THE EXERCISE -> Write out the full listing again, exactly as it stands.

DATASET RECORDS ->

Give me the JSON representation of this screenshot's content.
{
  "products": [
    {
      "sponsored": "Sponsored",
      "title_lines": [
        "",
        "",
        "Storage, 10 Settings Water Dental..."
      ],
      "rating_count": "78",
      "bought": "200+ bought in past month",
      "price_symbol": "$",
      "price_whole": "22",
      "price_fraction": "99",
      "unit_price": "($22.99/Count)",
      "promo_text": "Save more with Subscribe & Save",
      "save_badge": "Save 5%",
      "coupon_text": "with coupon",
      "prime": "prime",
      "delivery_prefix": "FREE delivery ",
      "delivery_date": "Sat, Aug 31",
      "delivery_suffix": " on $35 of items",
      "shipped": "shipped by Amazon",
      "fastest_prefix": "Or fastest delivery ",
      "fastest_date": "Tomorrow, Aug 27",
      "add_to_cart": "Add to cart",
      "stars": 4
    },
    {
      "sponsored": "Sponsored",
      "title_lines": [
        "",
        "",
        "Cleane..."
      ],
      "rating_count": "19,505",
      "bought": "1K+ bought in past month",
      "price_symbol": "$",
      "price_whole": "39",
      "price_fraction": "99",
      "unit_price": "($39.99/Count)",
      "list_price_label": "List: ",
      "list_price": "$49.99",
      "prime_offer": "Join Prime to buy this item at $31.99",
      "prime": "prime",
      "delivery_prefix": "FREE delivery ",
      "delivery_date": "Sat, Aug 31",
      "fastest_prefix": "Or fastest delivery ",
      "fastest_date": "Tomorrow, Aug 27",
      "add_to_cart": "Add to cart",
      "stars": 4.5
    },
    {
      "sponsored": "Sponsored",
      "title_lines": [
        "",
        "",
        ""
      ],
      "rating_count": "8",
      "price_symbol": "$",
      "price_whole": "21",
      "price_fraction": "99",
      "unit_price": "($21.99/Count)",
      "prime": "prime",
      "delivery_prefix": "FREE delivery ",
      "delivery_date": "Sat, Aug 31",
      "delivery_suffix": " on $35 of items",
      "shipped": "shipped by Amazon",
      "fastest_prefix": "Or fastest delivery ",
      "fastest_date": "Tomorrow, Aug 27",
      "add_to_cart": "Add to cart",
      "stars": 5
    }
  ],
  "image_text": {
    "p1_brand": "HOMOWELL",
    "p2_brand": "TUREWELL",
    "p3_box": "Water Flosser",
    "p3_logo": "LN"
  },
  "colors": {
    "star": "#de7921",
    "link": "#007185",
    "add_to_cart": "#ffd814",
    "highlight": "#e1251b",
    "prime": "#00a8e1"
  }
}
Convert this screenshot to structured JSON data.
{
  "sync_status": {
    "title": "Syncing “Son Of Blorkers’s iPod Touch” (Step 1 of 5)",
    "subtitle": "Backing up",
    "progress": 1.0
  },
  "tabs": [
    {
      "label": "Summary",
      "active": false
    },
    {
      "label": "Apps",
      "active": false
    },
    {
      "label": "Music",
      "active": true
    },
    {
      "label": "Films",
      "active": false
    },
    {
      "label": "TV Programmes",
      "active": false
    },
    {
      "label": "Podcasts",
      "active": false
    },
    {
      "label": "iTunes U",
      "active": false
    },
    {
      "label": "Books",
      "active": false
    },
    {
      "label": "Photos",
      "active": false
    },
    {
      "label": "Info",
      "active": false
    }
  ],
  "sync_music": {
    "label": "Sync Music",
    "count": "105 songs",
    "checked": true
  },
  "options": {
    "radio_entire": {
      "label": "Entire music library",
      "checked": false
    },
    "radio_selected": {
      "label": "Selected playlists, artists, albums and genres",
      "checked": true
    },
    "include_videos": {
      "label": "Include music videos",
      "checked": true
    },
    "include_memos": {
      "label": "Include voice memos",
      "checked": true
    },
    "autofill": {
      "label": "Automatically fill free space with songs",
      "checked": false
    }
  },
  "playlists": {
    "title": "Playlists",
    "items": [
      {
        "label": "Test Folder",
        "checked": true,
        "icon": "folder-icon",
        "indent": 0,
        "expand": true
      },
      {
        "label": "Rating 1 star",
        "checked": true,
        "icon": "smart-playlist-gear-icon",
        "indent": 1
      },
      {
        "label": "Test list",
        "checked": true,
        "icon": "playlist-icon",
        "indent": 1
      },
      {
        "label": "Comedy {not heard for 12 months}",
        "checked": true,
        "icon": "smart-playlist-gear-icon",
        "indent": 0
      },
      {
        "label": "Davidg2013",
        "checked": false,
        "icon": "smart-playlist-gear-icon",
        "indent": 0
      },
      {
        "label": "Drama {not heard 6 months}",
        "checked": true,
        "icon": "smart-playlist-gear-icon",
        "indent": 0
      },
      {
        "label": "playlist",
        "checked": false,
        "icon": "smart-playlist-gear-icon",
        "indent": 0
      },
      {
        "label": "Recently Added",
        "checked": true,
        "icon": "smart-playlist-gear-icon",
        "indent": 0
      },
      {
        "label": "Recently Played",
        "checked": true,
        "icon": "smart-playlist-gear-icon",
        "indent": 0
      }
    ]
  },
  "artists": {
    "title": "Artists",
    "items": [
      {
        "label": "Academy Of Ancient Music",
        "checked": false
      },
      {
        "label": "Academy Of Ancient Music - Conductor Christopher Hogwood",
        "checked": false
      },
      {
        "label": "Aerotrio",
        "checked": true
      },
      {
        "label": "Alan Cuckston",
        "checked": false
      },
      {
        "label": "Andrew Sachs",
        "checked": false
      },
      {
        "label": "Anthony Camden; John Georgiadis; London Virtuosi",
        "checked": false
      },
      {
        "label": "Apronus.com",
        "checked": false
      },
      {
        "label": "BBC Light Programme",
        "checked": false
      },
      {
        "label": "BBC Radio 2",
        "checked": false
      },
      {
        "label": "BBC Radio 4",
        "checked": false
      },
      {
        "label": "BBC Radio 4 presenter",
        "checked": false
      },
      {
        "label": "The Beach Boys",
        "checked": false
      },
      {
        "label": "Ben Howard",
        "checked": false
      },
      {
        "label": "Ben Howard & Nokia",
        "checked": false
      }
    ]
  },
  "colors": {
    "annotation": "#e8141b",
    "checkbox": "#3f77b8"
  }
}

THE REPLY ->
Give me the JSON representation of this screenshot's content.
{
  "products": [
    {
      "sponsored": "Sponsored",
      "title_lines": [
        "",
        "",
        "Storage, 10 Settings Water Dental..."
      ],
      "rating_count": "78",
      "bought": "200+ bought in past month",
      "price_symbol": "$",
      "price_whole": "22",
      "price_fraction": "99",
      "unit_price": "($22.99/Count)",
      "promo_text": "Save more with Subscribe & Save",
      "save_badge": "Save 5%",
      "coupon_text": "with coupon",
      "prime": "prime",
      "delivery_prefix": "FREE delivery ",
      "delivery_date": "Sat, Aug 31",
      "delivery_suffix": " on $35 of items",
      "shipped": "shipped by Amazon",
      "fastest_prefix": "Or fastest delivery ",
      "fastest_date": "Tomorrow, Aug 27",
      "add_to_cart": "Add to cart",
      "stars": 4
    },
    {
      "sponsored": "Sponsored",
      "title_lines": [
        "",
        "",
        "Cleane..."
      ],
      "rating_count": "19,505",
      "bought": "1K+ bought in past month",
      "price_symbol": "$",
      "price_whole": "39",
      "price_fraction": "99",
      "unit_price": "($39.99/Count)",
      "list_price_label": "List: ",
      "list_price": "$49.99",
      "prime_offer": "Join Prime to buy this item at $31.99",
      "prime": "prime",
      "delivery_prefix": "FREE delivery ",
      "delivery_date": "Sat, Aug 31",
      "fastest_prefix": "Or fastest delivery ",
      "fastest_date": "Tomorrow, Aug 27",
      "add_to_cart": "Add to cart",
      "stars": 4.5
    },
    {
      "sponsored": "Sponsored",
      "title_lines": [
        "",
        "",
        ""
      ],
      "rating_count": "8",
      "price_symbol": "$",
      "price_whole": "21",
      "price_fraction": "99",
      "unit_price": "($21.99/Count)",
      "prime": "prime",
      "delivery_prefix": "FREE delivery ",
      "delivery_date": "Sat, Aug 31",
      "delivery_suffix": " on $35 of items",
      "shipped": "shipped by Amazon",
      "fastest_prefix": "Or fastest delivery ",
      "fastest_date": "Tomorrow, Aug 27",
      "add_to_cart": "Add to cart",
      "stars": 5
    }
  ],
  "image_text": {
    "p1_brand": "HOMOWELL",
    "p2_brand": "TUREWELL",
    "p3_box": "Water Flosser",
    "p3_logo": "LN"
  },
  "colors": {
    "star": "#de7921",
    "link": "#007185",
    "add_to_cart": "#ffd814",
    "highlight": "#e1251b",
    "prime": "#00a8e1"
  }
}
Convert this screenshot to structured JSON data.
{
  "sync_status": {
    "title": "Syncing “Son Of Blorkers’s iPod Touch” (Step 1 of 5)",
    "subtitle": "Backing up",
    "progress": 1.0
  },
  "tabs": [
    {
      "label": "Summary",
      "active": false
    },
    {
      "label": "Apps",
      "active": false
    },
    {
      "label": "Music",
      "active": true
    },
    {
      "label": "Films",
      "active": false
    },
    {
      "label": "TV Programmes",
      "active": false
    },
    {
      "label": "Podcasts",
      "active": false
    },
    {
      "label": "iTunes U",
      "active": false
    },
    {
      "label": "Books",
      "active": false
    },
    {
      "label": "Photos",
      "active": false
    },
    {
      "label": "Info",
      "active": false
    }
  ],
  "sync_music": {
    "label": "Sync Music",
    "count": "105 songs",
    "checked": true
  },
  "options": {
    "radio_entire": {
      "label": "Entire music library",
      "checked": false
    },
    "radio_selected": {
      "label": "Selected playlists, artists, albums and genres",
      "checked": true
    },
    "include_videos": {
      "label": "Include music videos",
      "checked": true
    },
    "include_memos": {
      "label": "Include voice memos",
      "checked": true
    },
    "autofill": {
      "label": "Automatically fill free space with songs",
      "checked": false
    }
  },
  "playlists": {
    "title": "Playlists",
    "items": [
      {
        "label": "Test Folder",
        "checked": true,
        "icon": "folder-icon",
        "indent": 0,
        "expand": true
      },
      {
        "label": "Rating 1 star",
        "checked": true,
        "icon": "smart-playlist-gear-icon",
        "indent": 1
      },
      {
        "label": "Test list",
        "checked": true,
        "icon": "playlist-icon",
        "indent": 1
      },
      {
        "label": "Comedy {not heard for 12 months}",
        "checked": true,
        "icon": "smart-playlist-gear-icon",
        "indent": 0
      },
      {
        "label": "Davidg2013",
        "checked": false,
        "icon": "smart-playlist-gear-icon",
        "indent": 0
      },
      {
        "label": "Drama {not heard 6 months}",
        "checked": true,
        "icon": "smart-playlist-gear-icon",
        "indent": 0
      },
      {
        "label": "playlist",
        "checked": false,
        "icon": "smart-playlist-gear-icon",
        "indent": 0
      },
      {
        "label": "Recently Added",
        "checked": true,
        "icon": "smart-playlist-gear-icon",
        "indent": 0
      },
      {
        "label": "Recently Played",
        "checked": true,
        "icon": "smart-playlist-gear-icon",
        "indent": 0
      }
    ]
  },
  "artists": {
    "title": "Artists",
    "items": [
      {
        "label": "Academy Of Ancient Music",
        "checked": false
      },
      {
        "label": "Academy Of Ancient Music - Conductor Christopher Hogwood",
        "checked": false
      },
      {
        "label": "Aerotrio",
        "checked": true
      },
      {
        "label": "Alan Cuckston",
        "checked": false
      },
      {
        "label": "Andrew Sachs",
        "checked": false
      },
      {
        "label": "Anthony Camden; John Georgiadis; London Virtuosi",
        "checked": false
      },
      {
        "label": "Apronus.com",
        "checked": false
      },
      {
        "label": "BBC Light Programme",
        "checked": false
      },
      {
        "label": "BBC Radio 2",
        "checked": false
      },
      {
        "label": "BBC Radio 4",
        "checked": false
      },
      {
        "label": "BBC Radio 4 presenter",
        "checked": false
      },
      {
        "label": "The Beach Boys",
        "checked": false
      },
      {
        "label": "Ben Howard",
        "checked": false
      },
      {
        "label": "Ben Howard & Nokia",
        "checked": false
      }
    ]
  },
  "colors": {
    "annotation": "#e8141b",
    "checkbox": "#3f77b8"
  }
}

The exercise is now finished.